+++ Data rows +++
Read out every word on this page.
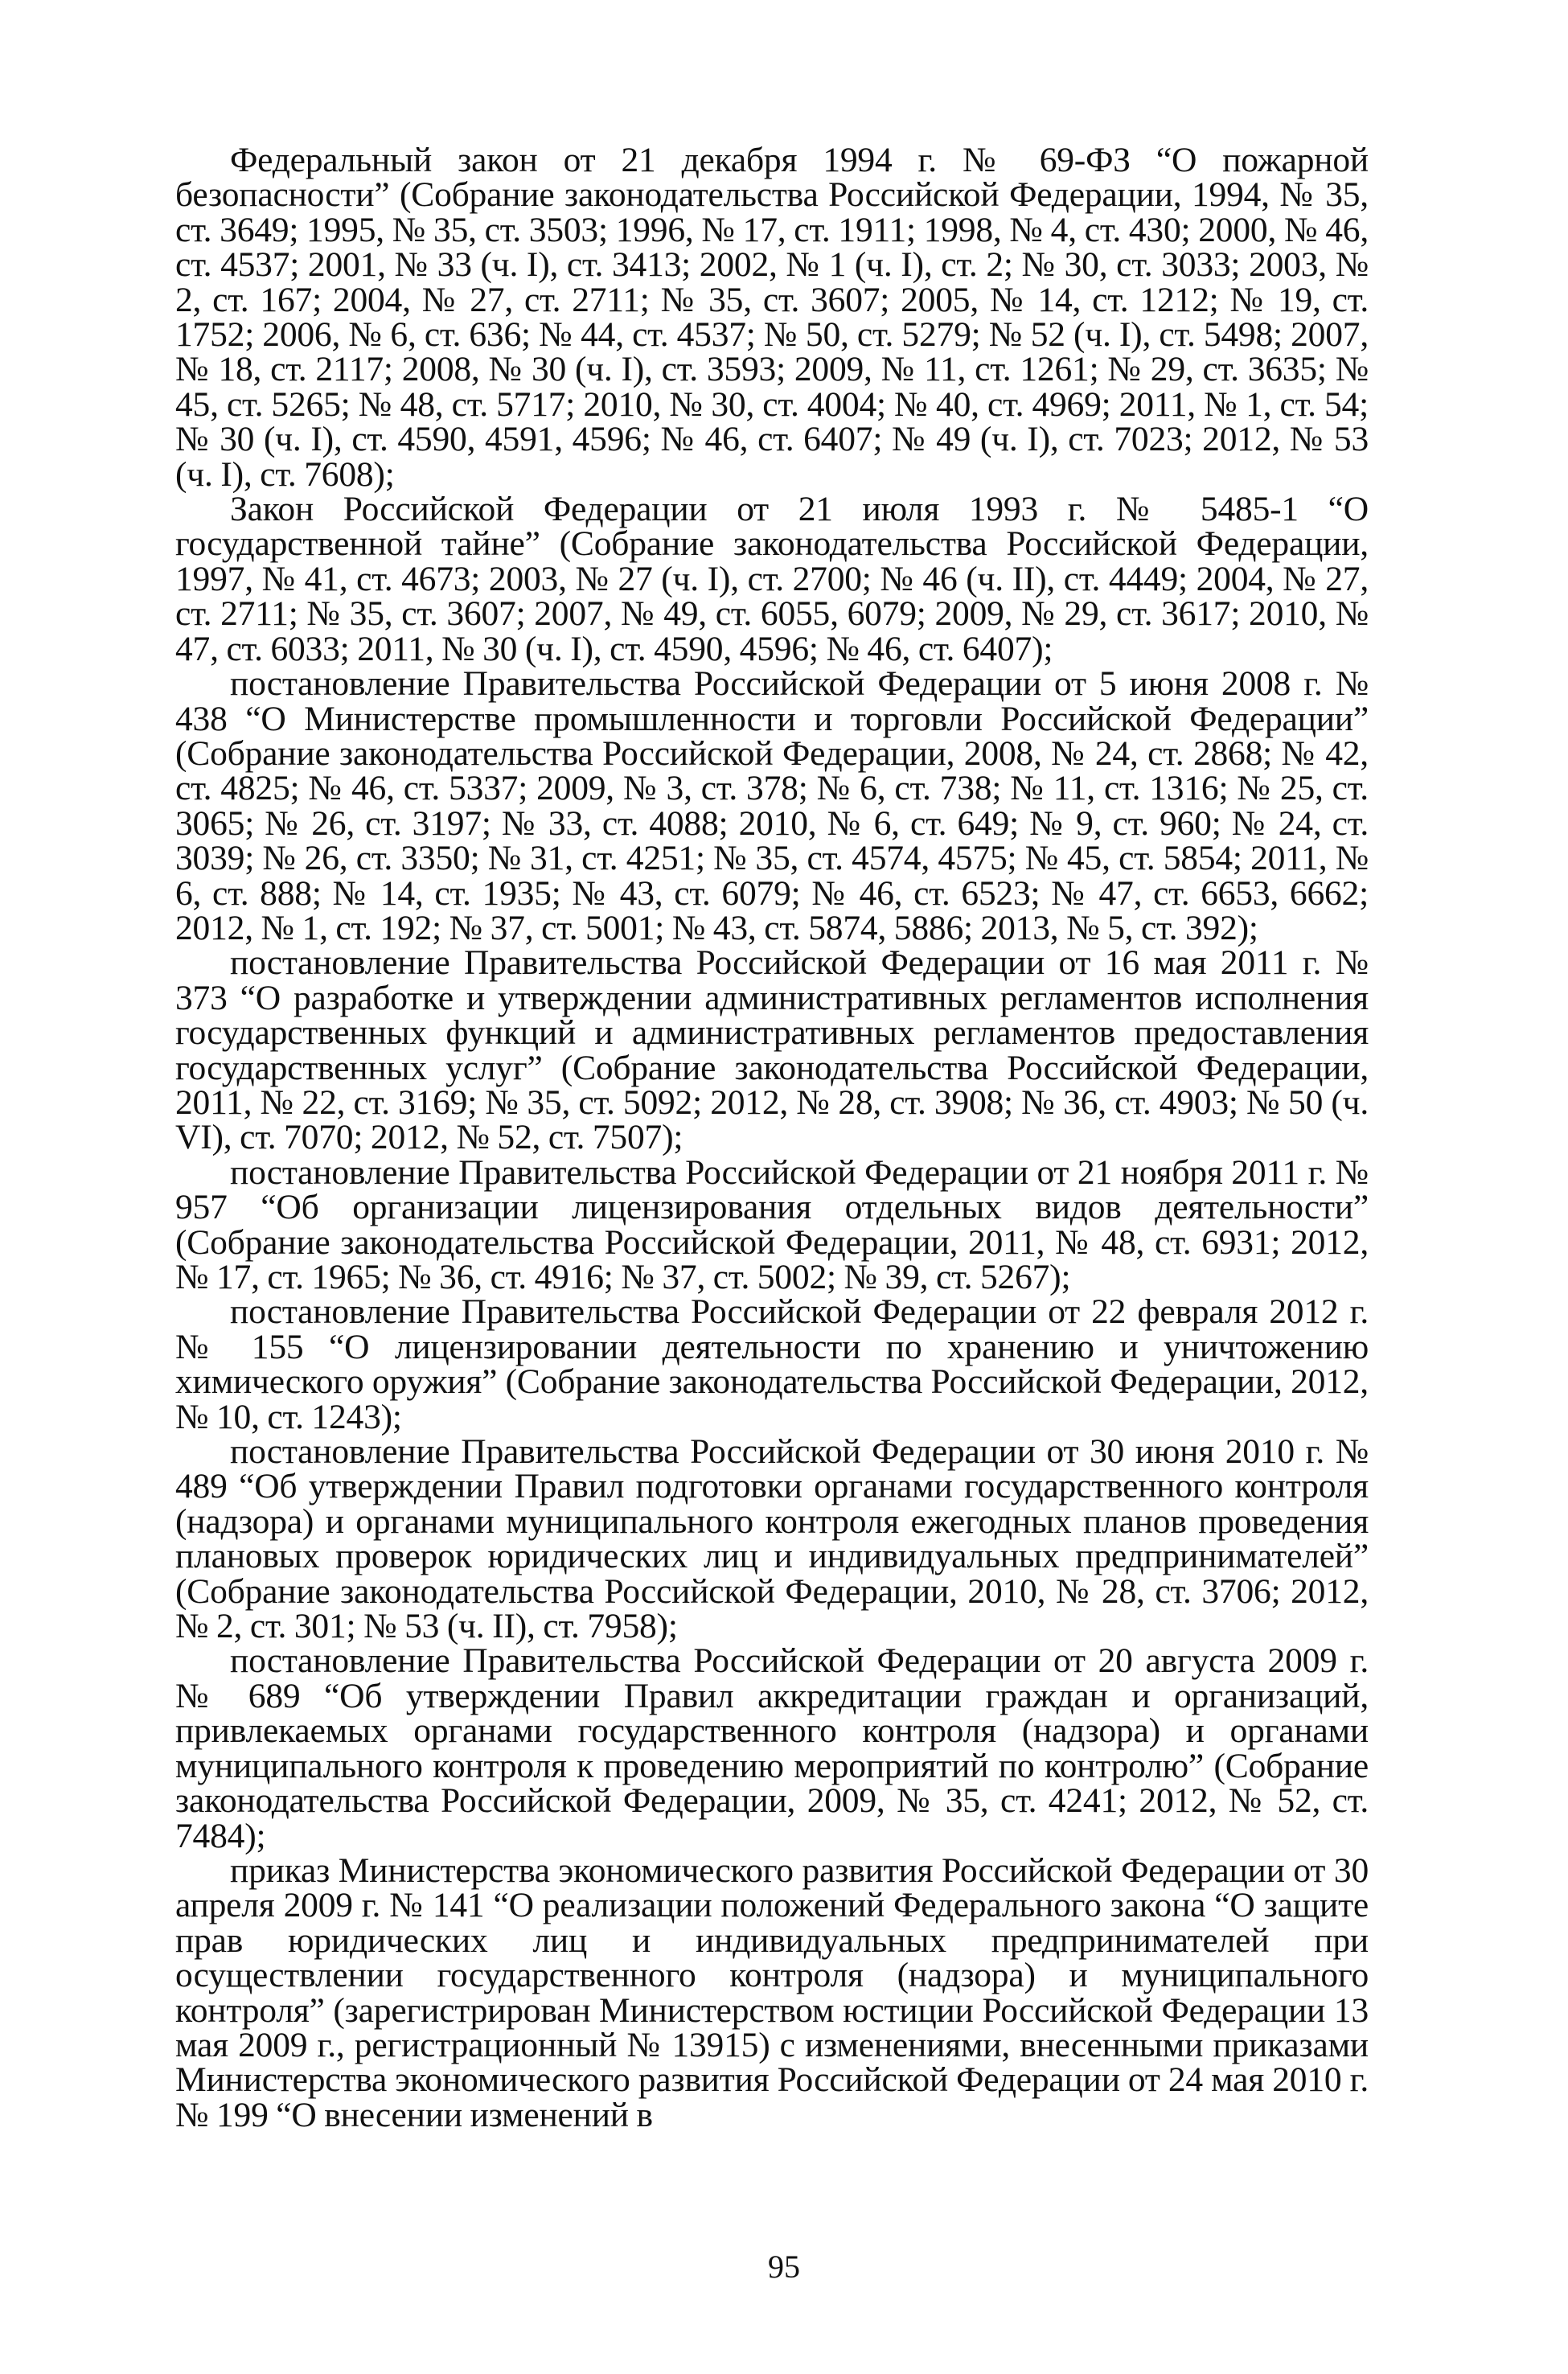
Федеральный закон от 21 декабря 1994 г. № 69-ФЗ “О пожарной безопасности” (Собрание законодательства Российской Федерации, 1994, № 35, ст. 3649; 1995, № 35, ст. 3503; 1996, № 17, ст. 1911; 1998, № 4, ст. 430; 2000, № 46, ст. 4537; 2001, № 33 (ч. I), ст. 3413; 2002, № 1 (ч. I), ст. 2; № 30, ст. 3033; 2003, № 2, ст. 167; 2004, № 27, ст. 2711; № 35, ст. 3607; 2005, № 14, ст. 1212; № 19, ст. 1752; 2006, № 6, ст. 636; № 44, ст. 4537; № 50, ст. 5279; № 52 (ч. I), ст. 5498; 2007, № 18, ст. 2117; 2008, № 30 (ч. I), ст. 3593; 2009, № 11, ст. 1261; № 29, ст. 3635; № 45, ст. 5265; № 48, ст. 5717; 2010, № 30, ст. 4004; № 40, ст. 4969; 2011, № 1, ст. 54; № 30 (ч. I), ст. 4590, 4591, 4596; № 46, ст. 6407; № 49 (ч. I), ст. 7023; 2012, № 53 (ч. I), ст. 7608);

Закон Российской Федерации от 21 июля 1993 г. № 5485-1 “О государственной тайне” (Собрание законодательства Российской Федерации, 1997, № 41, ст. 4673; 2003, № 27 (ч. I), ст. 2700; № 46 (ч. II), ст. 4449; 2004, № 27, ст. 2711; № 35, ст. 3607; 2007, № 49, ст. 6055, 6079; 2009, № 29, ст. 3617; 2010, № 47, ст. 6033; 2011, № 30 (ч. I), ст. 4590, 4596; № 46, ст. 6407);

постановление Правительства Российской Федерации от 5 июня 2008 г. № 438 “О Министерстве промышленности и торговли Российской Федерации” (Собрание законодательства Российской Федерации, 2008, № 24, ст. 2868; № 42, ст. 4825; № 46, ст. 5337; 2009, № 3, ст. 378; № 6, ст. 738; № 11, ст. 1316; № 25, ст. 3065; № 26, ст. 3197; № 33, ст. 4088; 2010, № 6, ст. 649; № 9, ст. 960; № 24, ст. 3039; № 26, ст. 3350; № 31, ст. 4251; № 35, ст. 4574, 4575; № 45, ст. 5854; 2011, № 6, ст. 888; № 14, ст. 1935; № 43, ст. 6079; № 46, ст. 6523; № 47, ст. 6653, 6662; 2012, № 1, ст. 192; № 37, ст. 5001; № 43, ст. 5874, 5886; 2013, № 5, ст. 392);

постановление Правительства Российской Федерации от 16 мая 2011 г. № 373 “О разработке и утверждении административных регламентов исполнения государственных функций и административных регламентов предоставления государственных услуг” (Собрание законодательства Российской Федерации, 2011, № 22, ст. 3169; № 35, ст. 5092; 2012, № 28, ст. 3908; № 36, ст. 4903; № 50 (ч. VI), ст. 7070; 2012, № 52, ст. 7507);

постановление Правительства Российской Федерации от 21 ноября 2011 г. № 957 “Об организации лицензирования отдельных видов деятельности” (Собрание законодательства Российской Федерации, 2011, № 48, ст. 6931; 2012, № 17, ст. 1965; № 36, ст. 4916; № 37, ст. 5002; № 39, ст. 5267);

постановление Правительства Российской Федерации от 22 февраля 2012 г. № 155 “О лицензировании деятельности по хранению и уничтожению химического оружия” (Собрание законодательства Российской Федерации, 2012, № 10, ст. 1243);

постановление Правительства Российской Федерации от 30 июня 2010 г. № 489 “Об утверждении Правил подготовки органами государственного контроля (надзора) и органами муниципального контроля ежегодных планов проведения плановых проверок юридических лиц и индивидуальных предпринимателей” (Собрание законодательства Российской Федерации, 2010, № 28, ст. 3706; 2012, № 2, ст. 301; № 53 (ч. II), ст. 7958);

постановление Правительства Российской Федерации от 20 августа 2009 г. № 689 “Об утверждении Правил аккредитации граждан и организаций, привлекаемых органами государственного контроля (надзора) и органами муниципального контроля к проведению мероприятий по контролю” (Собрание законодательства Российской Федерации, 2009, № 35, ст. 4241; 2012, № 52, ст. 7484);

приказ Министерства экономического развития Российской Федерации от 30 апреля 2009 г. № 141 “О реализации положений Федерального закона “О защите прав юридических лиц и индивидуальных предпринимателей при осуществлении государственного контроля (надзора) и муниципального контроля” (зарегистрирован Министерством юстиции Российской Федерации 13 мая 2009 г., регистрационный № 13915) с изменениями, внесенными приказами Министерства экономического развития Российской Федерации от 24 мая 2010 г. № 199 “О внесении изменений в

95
+++
+++ Data rows +++
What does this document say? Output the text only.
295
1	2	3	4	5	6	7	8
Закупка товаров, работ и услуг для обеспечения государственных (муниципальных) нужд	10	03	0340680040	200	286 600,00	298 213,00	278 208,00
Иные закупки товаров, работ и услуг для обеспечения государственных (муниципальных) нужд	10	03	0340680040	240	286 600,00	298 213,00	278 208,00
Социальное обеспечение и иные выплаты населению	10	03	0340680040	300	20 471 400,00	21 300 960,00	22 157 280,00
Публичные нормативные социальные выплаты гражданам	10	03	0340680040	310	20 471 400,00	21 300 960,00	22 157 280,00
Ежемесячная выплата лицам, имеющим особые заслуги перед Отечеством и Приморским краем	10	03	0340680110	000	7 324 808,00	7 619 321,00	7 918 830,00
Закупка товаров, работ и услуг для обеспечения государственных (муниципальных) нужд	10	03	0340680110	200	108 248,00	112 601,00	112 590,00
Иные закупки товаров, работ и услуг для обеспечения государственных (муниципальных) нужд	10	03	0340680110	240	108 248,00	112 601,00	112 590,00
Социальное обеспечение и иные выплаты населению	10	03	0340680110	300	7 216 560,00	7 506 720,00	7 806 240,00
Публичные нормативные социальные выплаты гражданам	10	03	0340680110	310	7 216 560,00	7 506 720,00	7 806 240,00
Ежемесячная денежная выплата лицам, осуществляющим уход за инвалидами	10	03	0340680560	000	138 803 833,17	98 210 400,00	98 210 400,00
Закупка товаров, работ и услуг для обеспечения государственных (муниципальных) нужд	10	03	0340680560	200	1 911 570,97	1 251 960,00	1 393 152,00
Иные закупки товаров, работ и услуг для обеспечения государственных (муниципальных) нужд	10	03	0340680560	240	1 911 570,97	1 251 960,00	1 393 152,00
+++
Task directions: Extract from the material all lines containing the string "закупки".

Final result:
Иные закупки товаров, работ и услуг для обеспечения государственных (муниципальных) нужд	10	03	0340680040	240	286 600,00	298 213,00	278 208,00
Иные закупки товаров, работ и услуг для обеспечения государственных (муниципальных) нужд	10	03	0340680110	240	108 248,00	112 601,00	112 590,00
Иные закупки товаров, работ и услуг для обеспечения государственных (муниципальных) нужд	10	03	0340680560	240	1 911 570,97	1 251 960,00	1 393 152,00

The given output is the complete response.